Exercise objective — Copy out the whole listing exactly as written, leaving the pictures behind.

— START OF Input data —

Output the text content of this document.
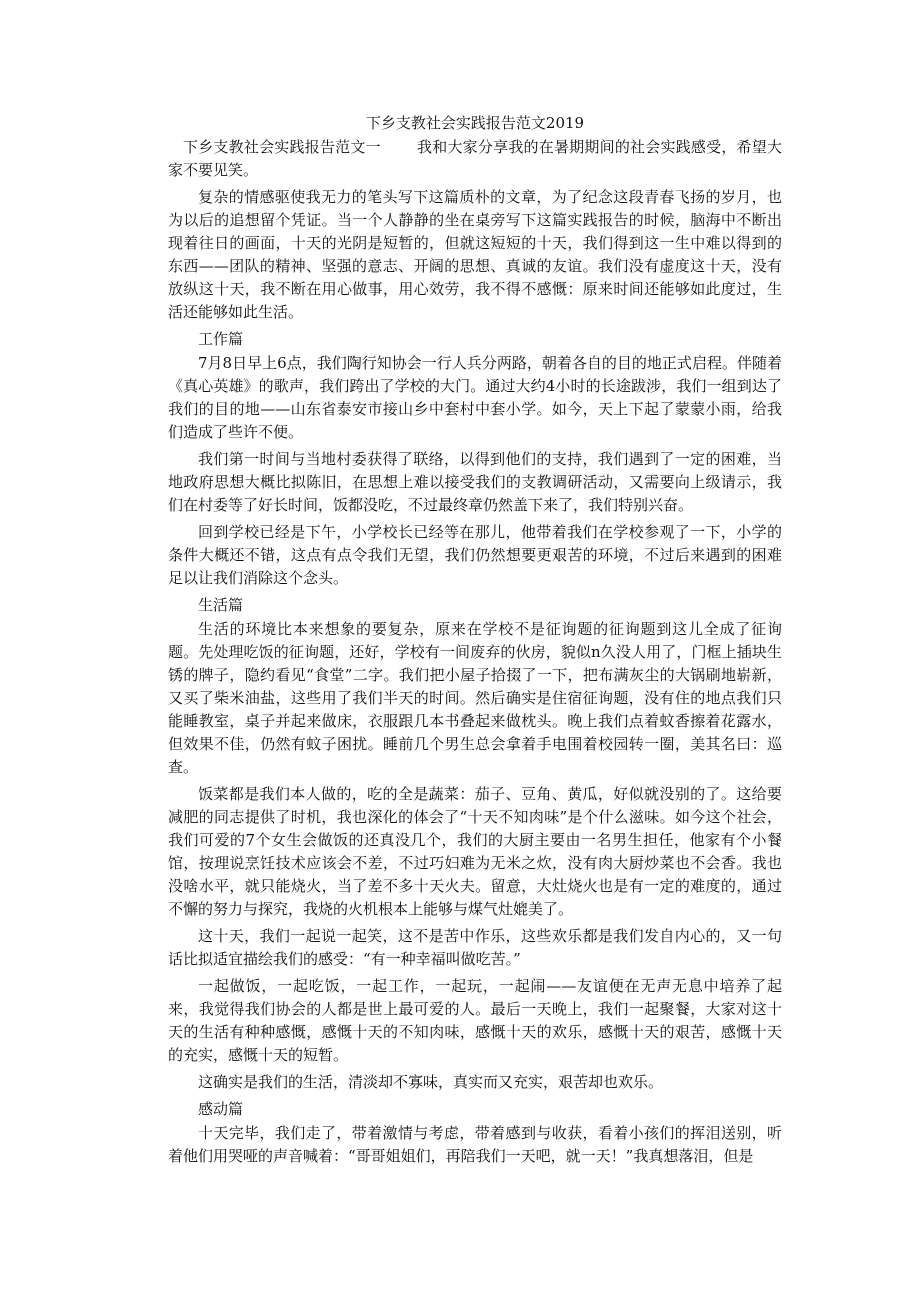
下乡支教社会实践报告范文2019
下乡支教社会实践报告范文一 我和大家分享我的在暑期期间的社会实践感受，希望大家不要见笑。
复杂的情感驱使我无力的笔头写下这篇质朴的文章，为了纪念这段青春飞扬的岁月，也为以后的追想留个凭证。当一个人静静的坐在桌旁写下这篇实践报告的时候，脑海中不断出现着往日的画面，十天的光阴是短暂的，但就这短短的十天，我们得到这一生中难以得到的东西——团队的精神、坚强的意志、开阔的思想、真诚的友谊。我们没有虚度这十天，没有放纵这十天，我不断在用心做事，用心效劳，我不得不感慨：原来时间还能够如此度过，生活还能够如此生活。
工作篇
7月8日早上6点，我们陶行知协会一行人兵分两路，朝着各自的目的地正式启程。伴随着《真心英雄》的歌声，我们跨出了学校的大门。通过大约4小时的长途跋涉，我们一组到达了我们的目的地——山东省泰安市接山乡中套村中套小学。如今，天上下起了蒙蒙小雨，给我们造成了些许不便。
我们第一时间与当地村委获得了联络，以得到他们的支持，我们遇到了一定的困难，当地政府思想大概比拟陈旧，在思想上难以接受我们的支教调研活动，又需要向上级请示，我们在村委等了好长时间，饭都没吃，不过最终章仍然盖下来了，我们特别兴奋。
回到学校已经是下午，小学校长已经等在那儿，他带着我们在学校参观了一下，小学的条件大概还不错，这点有点令我们无望，我们仍然想要更艰苦的环境，不过后来遇到的困难足以让我们消除这个念头。
生活篇
生活的环境比本来想象的要复杂，原来在学校不是征询题的征询题到这儿全成了征询题。先处理吃饭的征询题，还好，学校有一间废弃的伙房，貌似n久没人用了，门框上插块生锈的牌子，隐约看见“食堂”二字。我们把小屋子拾掇了一下，把布满灰尘的大锅刷地崭新，又买了柴米油盐，这些用了我们半天的时间。然后确实是住宿征询题，没有住的地点我们只能睡教室，桌子并起来做床，衣服跟几本书叠起来做枕头。晚上我们点着蚊香擦着花露水，但效果不佳，仍然有蚊子困扰。睡前几个男生总会拿着手电围着校园转一圈，美其名曰：巡查。
饭菜都是我们本人做的，吃的全是蔬菜：茄子、豆角、黄瓜，好似就没别的了。这给要减肥的同志提供了时机，我也深化的体会了“十天不知肉味”是个什么滋味。如今这个社会，我们可爱的7个女生会做饭的还真没几个，我们的大厨主要由一名男生担任，他家有个小餐馆，按理说烹饪技术应该会不差，不过巧妇难为无米之炊，没有肉大厨炒菜也不会香。我也没啥水平，就只能烧火，当了差不多十天火夫。留意，大灶烧火也是有一定的难度的，通过不懈的努力与探究，我烧的火机根本上能够与煤气灶媲美了。
这十天，我们一起说一起笑，这不是苦中作乐，这些欢乐都是我们发自内心的，又一句话比拟适宜描绘我们的感受：“有一种幸福叫做吃苦。”
一起做饭，一起吃饭，一起工作，一起玩，一起闹——友谊便在无声无息中培养了起来，我觉得我们协会的人都是世上最可爱的人。最后一天晚上，我们一起聚餐，大家对这十天的生活有种种感慨，感慨十天的不知肉味，感慨十天的欢乐，感慨十天的艰苦，感慨十天的充实，感慨十天的短暂。
这确实是我们的生活，清淡却不寡味，真实而又充实，艰苦却也欢乐。
感动篇
十天完毕，我们走了，带着激情与考虑，带着感到与收获，看着小孩们的挥泪送别，听着他们用哭哑的声音喊着：“哥哥姐姐们，再陪我们一天吧，就一天！”我真想落泪，但是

— END OF Input data —

Result of the exercise —
Output the text content of this document.
下乡支教社会实践报告范文2019
下乡支教社会实践报告范文一 我和大家分享我的在暑期期间的社会实践感受，希望大家不要见笑。
复杂的情感驱使我无力的笔头写下这篇质朴的文章，为了纪念这段青春飞扬的岁月，也为以后的追想留个凭证。当一个人静静的坐在桌旁写下这篇实践报告的时候，脑海中不断出现着往日的画面，十天的光阴是短暂的，但就这短短的十天，我们得到这一生中难以得到的东西——团队的精神、坚强的意志、开阔的思想、真诚的友谊。我们没有虚度这十天，没有放纵这十天，我不断在用心做事，用心效劳，我不得不感慨：原来时间还能够如此度过，生活还能够如此生活。
工作篇
7月8日早上6点，我们陶行知协会一行人兵分两路，朝着各自的目的地正式启程。伴随着《真心英雄》的歌声，我们跨出了学校的大门。通过大约4小时的长途跋涉，我们一组到达了我们的目的地——山东省泰安市接山乡中套村中套小学。如今，天上下起了蒙蒙小雨，给我们造成了些许不便。
我们第一时间与当地村委获得了联络，以得到他们的支持，我们遇到了一定的困难，当地政府思想大概比拟陈旧，在思想上难以接受我们的支教调研活动，又需要向上级请示，我们在村委等了好长时间，饭都没吃，不过最终章仍然盖下来了，我们特别兴奋。
回到学校已经是下午，小学校长已经等在那儿，他带着我们在学校参观了一下，小学的条件大概还不错，这点有点令我们无望，我们仍然想要更艰苦的环境，不过后来遇到的困难足以让我们消除这个念头。
生活篇
生活的环境比本来想象的要复杂，原来在学校不是征询题的征询题到这儿全成了征询题。先处理吃饭的征询题，还好，学校有一间废弃的伙房，貌似n久没人用了，门框上插块生锈的牌子，隐约看见“食堂”二字。我们把小屋子拾掇了一下，把布满灰尘的大锅刷地崭新，又买了柴米油盐，这些用了我们半天的时间。然后确实是住宿征询题，没有住的地点我们只能睡教室，桌子并起来做床，衣服跟几本书叠起来做枕头。晚上我们点着蚊香擦着花露水，但效果不佳，仍然有蚊子困扰。睡前几个男生总会拿着手电围着校园转一圈，美其名曰：巡查。
饭菜都是我们本人做的，吃的全是蔬菜：茄子、豆角、黄瓜，好似就没别的了。这给要减肥的同志提供了时机，我也深化的体会了“十天不知肉味”是个什么滋味。如今这个社会，我们可爱的7个女生会做饭的还真没几个，我们的大厨主要由一名男生担任，他家有个小餐馆，按理说烹饪技术应该会不差，不过巧妇难为无米之炊，没有肉大厨炒菜也不会香。我也没啥水平，就只能烧火，当了差不多十天火夫。留意，大灶烧火也是有一定的难度的，通过不懈的努力与探究，我烧的火机根本上能够与煤气灶媲美了。
这十天，我们一起说一起笑，这不是苦中作乐，这些欢乐都是我们发自内心的，又一句话比拟适宜描绘我们的感受：“有一种幸福叫做吃苦。”
一起做饭，一起吃饭，一起工作，一起玩，一起闹——友谊便在无声无息中培养了起来，我觉得我们协会的人都是世上最可爱的人。最后一天晚上，我们一起聚餐，大家对这十天的生活有种种感慨，感慨十天的不知肉味，感慨十天的欢乐，感慨十天的艰苦，感慨十天的充实，感慨十天的短暂。
这确实是我们的生活，清淡却不寡味，真实而又充实，艰苦却也欢乐。
感动篇
十天完毕，我们走了，带着激情与考虑，带着感到与收获，看着小孩们的挥泪送别，听着他们用哭哑的声音喊着：“哥哥姐姐们，再陪我们一天吧，就一天！”我真想落泪，但是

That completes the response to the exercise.